=== Provided entries ===
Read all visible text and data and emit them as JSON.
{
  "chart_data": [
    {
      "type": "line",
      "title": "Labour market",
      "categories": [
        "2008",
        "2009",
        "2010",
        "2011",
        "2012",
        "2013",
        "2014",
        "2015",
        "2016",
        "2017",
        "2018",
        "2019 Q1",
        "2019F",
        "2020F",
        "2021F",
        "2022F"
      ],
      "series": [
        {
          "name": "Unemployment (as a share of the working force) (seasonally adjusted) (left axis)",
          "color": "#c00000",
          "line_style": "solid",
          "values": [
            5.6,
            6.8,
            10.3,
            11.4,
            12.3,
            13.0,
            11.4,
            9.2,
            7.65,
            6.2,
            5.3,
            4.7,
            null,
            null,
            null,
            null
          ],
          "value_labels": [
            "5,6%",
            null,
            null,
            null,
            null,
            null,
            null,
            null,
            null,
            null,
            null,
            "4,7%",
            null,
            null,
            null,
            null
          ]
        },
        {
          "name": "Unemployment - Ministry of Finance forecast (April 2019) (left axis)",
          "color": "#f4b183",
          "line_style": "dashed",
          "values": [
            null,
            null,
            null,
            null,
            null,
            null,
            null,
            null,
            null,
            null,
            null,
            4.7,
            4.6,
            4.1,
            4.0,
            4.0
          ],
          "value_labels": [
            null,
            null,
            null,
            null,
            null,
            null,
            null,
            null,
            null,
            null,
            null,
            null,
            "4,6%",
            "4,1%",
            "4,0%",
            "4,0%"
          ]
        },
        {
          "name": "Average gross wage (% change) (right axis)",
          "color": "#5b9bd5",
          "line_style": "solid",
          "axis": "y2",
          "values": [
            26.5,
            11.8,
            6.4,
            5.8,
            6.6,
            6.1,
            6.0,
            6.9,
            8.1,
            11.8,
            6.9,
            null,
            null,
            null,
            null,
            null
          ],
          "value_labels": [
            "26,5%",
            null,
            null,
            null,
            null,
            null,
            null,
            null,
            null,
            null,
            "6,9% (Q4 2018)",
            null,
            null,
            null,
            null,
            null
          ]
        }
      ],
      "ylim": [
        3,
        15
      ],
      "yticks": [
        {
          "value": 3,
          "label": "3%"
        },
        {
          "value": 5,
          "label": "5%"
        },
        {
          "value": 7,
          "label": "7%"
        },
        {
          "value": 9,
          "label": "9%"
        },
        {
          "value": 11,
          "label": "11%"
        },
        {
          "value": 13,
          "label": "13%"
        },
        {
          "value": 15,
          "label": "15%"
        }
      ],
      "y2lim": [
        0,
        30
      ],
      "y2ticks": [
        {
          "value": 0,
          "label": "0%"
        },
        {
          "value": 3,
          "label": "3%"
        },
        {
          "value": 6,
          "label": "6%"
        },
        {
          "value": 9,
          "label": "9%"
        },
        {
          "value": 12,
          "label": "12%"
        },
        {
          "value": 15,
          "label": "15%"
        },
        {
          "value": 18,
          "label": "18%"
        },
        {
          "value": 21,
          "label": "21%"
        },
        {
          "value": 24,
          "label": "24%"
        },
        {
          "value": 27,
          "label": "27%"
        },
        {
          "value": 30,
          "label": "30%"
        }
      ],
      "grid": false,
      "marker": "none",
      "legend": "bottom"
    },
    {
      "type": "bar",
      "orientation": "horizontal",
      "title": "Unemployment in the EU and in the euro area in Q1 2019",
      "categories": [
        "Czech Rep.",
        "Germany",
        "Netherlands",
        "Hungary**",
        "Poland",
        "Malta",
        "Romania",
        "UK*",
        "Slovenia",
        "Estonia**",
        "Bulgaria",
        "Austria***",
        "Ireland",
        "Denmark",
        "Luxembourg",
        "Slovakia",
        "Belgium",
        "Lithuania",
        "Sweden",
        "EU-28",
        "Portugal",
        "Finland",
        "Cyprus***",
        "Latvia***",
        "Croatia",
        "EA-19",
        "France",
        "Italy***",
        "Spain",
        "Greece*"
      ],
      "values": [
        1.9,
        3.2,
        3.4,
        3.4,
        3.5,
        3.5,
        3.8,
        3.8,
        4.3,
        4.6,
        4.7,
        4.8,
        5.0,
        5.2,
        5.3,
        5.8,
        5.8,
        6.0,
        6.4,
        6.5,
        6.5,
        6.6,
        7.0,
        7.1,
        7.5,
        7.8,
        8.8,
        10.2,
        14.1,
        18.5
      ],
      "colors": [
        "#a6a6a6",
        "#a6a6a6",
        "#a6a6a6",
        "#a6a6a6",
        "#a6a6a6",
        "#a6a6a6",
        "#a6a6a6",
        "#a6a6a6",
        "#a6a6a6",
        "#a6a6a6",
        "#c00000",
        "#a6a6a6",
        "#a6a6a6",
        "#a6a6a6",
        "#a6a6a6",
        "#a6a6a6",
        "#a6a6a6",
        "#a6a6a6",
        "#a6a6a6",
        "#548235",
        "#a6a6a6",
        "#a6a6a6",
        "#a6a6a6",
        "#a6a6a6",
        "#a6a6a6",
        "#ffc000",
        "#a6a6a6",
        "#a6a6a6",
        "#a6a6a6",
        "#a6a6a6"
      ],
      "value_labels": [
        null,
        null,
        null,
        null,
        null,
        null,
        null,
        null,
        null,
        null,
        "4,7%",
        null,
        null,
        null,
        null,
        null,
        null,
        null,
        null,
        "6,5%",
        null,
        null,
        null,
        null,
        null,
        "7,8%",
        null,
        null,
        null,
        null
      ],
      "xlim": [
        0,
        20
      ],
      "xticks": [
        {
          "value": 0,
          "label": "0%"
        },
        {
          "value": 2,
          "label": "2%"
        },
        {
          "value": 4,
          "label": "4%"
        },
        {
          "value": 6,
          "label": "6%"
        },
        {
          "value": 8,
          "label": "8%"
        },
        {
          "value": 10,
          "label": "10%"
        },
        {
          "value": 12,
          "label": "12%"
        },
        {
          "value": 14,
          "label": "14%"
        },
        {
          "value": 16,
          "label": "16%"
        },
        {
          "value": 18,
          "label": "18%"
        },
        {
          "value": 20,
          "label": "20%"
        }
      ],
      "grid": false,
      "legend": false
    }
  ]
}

=== Goal of the exercise ===
Write down every line of the data above that includes the string "Unemployment".

=== The output ===
          "name": "Unemployment (as a share of the working force) (seasonally adjusted) (left axis)",
          "name": "Unemployment - Ministry of Finance forecast (April 2019) (left axis)",
      "title": "Unemployment in the EU and in the euro area in Q1 2019",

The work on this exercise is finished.